Copy out every line in the entries below that includes "Status".

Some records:
· · · · ·

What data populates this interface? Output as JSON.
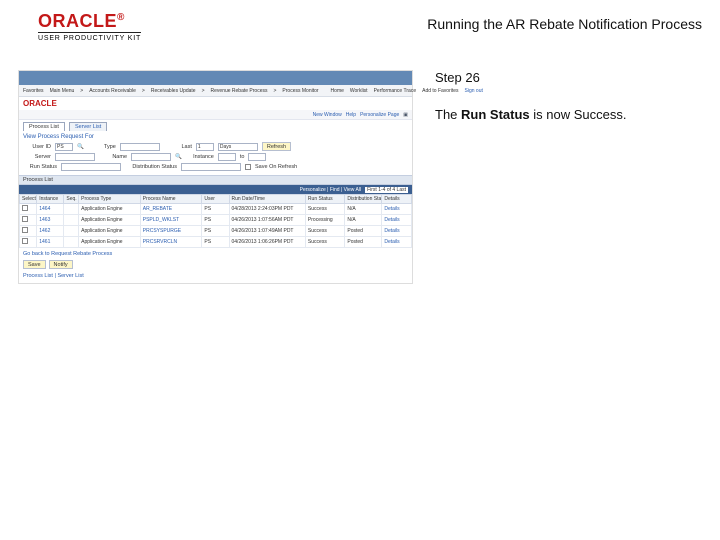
{
  "header": {
    "logo_text": "ORACLE",
    "logo_sub": "USER PRODUCTIVITY KIT",
    "title": "Running the AR Rebate Notification Process"
  },
  "instructions": {
    "step": "Step 26",
    "desc_pre": "The ",
    "desc_bold": "Run Status",
    "desc_post": " is now Success."
  },
  "shot": {
    "nav": {
      "left": "Favorites",
      "main_menu": "Main Menu",
      "crumb1": "Accounts Receivable",
      "crumb2": "Receivables Update",
      "crumb3": "Revenue Rebate Process",
      "crumb4": "Process Monitor",
      "home": "Home",
      "worklist": "Worklist",
      "perf": "Performance Trace",
      "addfav": "Add to Favorites",
      "signout": "Sign out"
    },
    "brand": "ORACLE",
    "subbar": {
      "new": "New Window",
      "help": "Help",
      "pers": "Personalize Page"
    },
    "tabs": {
      "t1": "Process List",
      "t2": "Server List"
    },
    "section_req": "View Process Request For",
    "form": {
      "user_lbl": "User ID",
      "user_val": "PS",
      "type_lbl": "Type",
      "type_val": "",
      "last_lbl": "Last",
      "last_val": "1",
      "unit_val": "Days",
      "refresh": "Refresh",
      "server_lbl": "Server",
      "server_val": "",
      "name_lbl": "Name",
      "name_val": "",
      "inst_lbl": "Instance",
      "to_lbl": "to",
      "runstat_lbl": "Run Status",
      "runstat_val": "",
      "diststat_lbl": "Distribution Status",
      "diststat_val": "",
      "saveon": "Save On Refresh"
    },
    "list": {
      "title": "Process List",
      "toolbar_view": "Personalize | Find | View All",
      "toolbar_page": "First 1-4 of 4 Last",
      "cols": {
        "select": "Select",
        "instance": "Instance",
        "seq": "Seq.",
        "ptype": "Process Type",
        "pname": "Process Name",
        "user": "User",
        "rundate": "Run Date/Time",
        "rstatus": "Run Status",
        "dstatus": "Distribution Status",
        "details": "Details"
      },
      "rows": [
        {
          "inst": "1464",
          "seq": "",
          "ptype": "Application Engine",
          "pname": "AR_REBATE",
          "user": "PS",
          "date": "04/28/2013 2:24:03PM PDT",
          "rstat": "Success",
          "dstat": "N/A",
          "det": "Details"
        },
        {
          "inst": "1463",
          "seq": "",
          "ptype": "Application Engine",
          "pname": "PSPLD_WKLST",
          "user": "PS",
          "date": "04/26/2013 1:07:56AM PDT",
          "rstat": "Processing",
          "dstat": "N/A",
          "det": "Details"
        },
        {
          "inst": "1462",
          "seq": "",
          "ptype": "Application Engine",
          "pname": "PRCSYSPURGE",
          "user": "PS",
          "date": "04/26/2013 1:07:49AM PDT",
          "rstat": "Success",
          "dstat": "Posted",
          "det": "Details"
        },
        {
          "inst": "1461",
          "seq": "",
          "ptype": "Application Engine",
          "pname": "PRCSRVRCLN",
          "user": "PS",
          "date": "04/26/2013 1:06:26PM PDT",
          "rstat": "Success",
          "dstat": "Posted",
          "det": "Details"
        }
      ]
    },
    "sched": "Go back to Request Rebate Process",
    "btn_save": "Save",
    "btn_notify": "Notify",
    "bottom_link": "Process List | Server List"
  }
}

· · · · ·

→ IN RESPONSE
    "desc_bold": "Run Status",
      "runstat_lbl": "Run Status",
      "diststat_lbl": "Distribution Status",
        "rstatus": "Run Status",
        "dstatus": "Distribution Status",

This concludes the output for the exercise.